TO BE DONE
Where the string "通过参加" occurs in the material below, report the whole line.

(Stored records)
- - -

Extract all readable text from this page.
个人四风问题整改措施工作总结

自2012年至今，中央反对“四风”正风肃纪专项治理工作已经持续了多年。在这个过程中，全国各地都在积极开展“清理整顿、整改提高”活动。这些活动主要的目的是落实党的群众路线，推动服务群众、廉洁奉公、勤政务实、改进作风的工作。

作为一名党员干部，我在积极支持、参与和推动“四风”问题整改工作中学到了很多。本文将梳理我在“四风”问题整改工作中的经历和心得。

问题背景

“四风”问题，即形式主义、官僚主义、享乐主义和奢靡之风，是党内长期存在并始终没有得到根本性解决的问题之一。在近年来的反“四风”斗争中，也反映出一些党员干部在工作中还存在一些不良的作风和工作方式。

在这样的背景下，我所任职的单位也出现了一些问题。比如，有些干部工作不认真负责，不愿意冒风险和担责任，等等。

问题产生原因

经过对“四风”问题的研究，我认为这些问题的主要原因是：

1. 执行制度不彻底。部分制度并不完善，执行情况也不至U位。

- - -

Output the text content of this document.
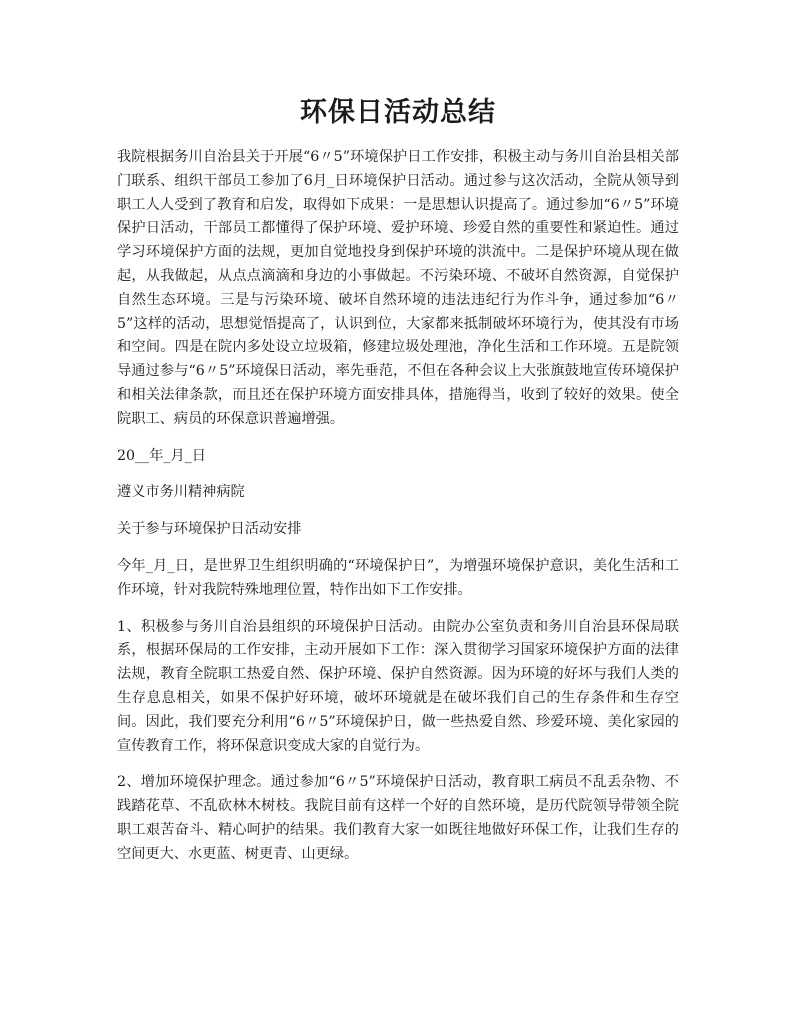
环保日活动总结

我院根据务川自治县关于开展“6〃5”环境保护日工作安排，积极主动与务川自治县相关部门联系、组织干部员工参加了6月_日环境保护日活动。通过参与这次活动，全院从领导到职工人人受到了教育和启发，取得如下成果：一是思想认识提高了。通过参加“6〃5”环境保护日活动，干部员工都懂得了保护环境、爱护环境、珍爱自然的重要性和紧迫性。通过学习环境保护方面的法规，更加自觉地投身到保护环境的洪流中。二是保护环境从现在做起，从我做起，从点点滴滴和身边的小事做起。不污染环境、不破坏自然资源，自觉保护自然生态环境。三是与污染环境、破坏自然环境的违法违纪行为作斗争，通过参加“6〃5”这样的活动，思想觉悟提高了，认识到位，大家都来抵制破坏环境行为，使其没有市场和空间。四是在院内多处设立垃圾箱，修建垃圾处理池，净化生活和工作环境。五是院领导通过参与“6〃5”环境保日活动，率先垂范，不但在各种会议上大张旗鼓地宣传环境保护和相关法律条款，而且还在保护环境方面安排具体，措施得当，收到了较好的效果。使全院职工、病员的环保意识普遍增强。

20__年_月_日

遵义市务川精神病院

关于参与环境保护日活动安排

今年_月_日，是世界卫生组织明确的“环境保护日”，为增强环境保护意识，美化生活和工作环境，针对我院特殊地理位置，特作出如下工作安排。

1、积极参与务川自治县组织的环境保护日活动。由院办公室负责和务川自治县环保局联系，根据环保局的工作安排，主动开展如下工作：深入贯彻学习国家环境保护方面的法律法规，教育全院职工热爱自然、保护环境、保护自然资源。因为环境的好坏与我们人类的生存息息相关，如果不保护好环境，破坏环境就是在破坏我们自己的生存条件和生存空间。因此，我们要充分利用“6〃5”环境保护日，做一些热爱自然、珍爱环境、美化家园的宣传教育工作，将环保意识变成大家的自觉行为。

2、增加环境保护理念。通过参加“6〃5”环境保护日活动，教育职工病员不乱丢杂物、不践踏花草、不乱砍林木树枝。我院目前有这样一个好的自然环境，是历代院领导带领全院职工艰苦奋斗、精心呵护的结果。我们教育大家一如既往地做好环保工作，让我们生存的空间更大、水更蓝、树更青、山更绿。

- - -

FULL SOLUTION
我院根据务川自治县关于开展“6〃5”环境保护日工作安排，积极主动与务川自治县相关部门联系、组织干部员工参加了6月_日环境保护日活动。通过参与这次活动，全院从领导到职工人人受到了教育和启发，取得如下成果：一是思想认识提高了。通过参加“6〃5”环境保护日活动，干部员工都懂得了保护环境、爱护环境、珍爱自然的重要性和紧迫性。通过学习环境保护方面的法规，更加自觉地投身到保护环境的洪流中。二是保护环境从现在做起，从我做起，从点点滴滴和身边的小事做起。不污染环境、不破坏自然资源，自觉保护自然生态环境。三是与污染环境、破坏自然环境的违法违纪行为作斗争，通过参加“6〃5”这样的活动，思想觉悟提高了，认识到位，大家都来抵制破坏环境行为，使其没有市场和空间。四是在院内多处设立垃圾箱，修建垃圾处理池，净化生活和工作环境。五是院领导通过参与“6〃5”环境保日活动，率先垂范，不但在各种会议上大张旗鼓地宣传环境保护和相关法律条款，而且还在保护环境方面安排具体，措施得当，收到了较好的效果。使全院职工、病员的环保意识普遍增强。
2、增加环境保护理念。通过参加“6〃5”环境保护日活动，教育职工病员不乱丢杂物、不践踏花草、不乱砍林木树枝。我院目前有这样一个好的自然环境，是历代院领导带领全院职工艰苦奋斗、精心呵护的结果。我们教育大家一如既往地做好环保工作，让我们生存的空间更大、水更蓝、树更青、山更绿。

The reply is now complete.